Problem requirements -> Without the pictures, output the records below word for word.

Given entries ->
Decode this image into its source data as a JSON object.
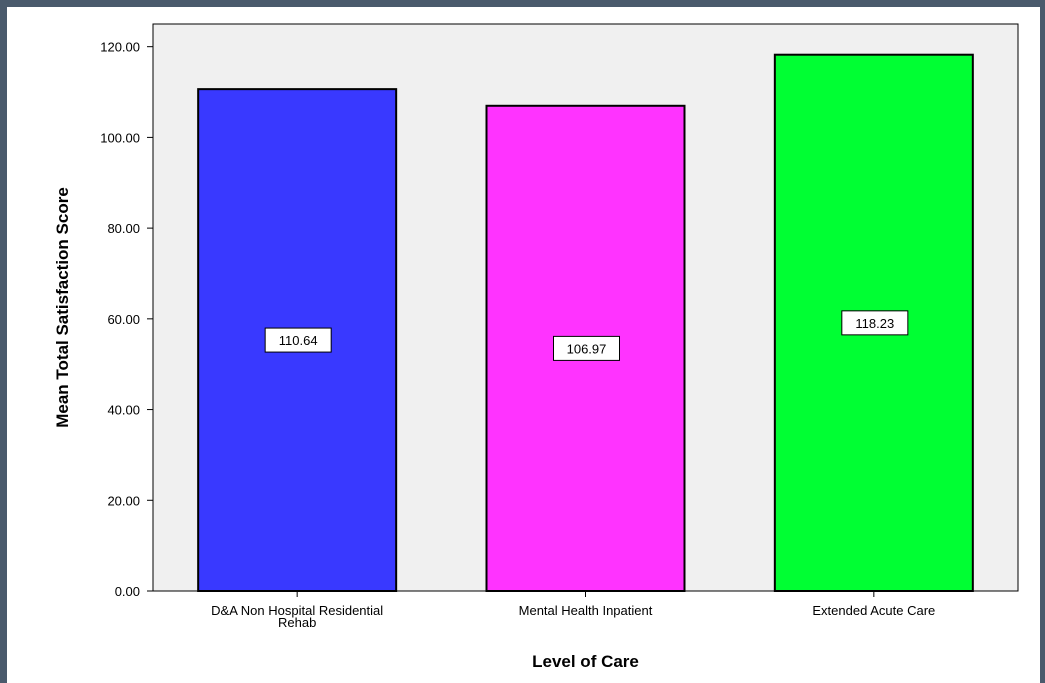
{
  "chart_data": {
    "type": "bar",
    "title": "",
    "xlabel": "Level of Care",
    "ylabel": "Mean Total Satisfaction Score",
    "categories": [
      [
        "D&A Non Hospital Residential",
        "Rehab"
      ],
      [
        "Mental Health Inpatient"
      ],
      [
        "Extended Acute Care"
      ]
    ],
    "values": [
      110.64,
      106.97,
      118.23
    ],
    "data_labels": [
      "110.64",
      "106.97",
      "118.23"
    ],
    "colors": [
      "#3939ff",
      "#ff33ff",
      "#00ff33"
    ],
    "ylim": [
      0,
      125
    ],
    "yticks": [
      0,
      20,
      40,
      60,
      80,
      100,
      120
    ],
    "ytick_labels": [
      "0.00",
      "20.00",
      "40.00",
      "60.00",
      "80.00",
      "100.00",
      "120.00"
    ],
    "plot_background": "#f0f0f0",
    "grid": false,
    "legend": "none"
  }
}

Answer to the task ->
Decode this image into its source data as a JSON object.
{
  "chart_data": {
    "type": "bar",
    "title": "",
    "xlabel": "Level of Care",
    "ylabel": "Mean Total Satisfaction Score",
    "categories": [
      [
        "D&A Non Hospital Residential",
        "Rehab"
      ],
      [
        "Mental Health Inpatient"
      ],
      [
        "Extended Acute Care"
      ]
    ],
    "values": [
      110.64,
      106.97,
      118.23
    ],
    "data_labels": [
      "110.64",
      "106.97",
      "118.23"
    ],
    "colors": [
      "#3939ff",
      "#ff33ff",
      "#00ff33"
    ],
    "ylim": [
      0,
      125
    ],
    "yticks": [
      0,
      20,
      40,
      60,
      80,
      100,
      120
    ],
    "ytick_labels": [
      "0.00",
      "20.00",
      "40.00",
      "60.00",
      "80.00",
      "100.00",
      "120.00"
    ],
    "plot_background": "#f0f0f0",
    "grid": false,
    "legend": "none"
  }
}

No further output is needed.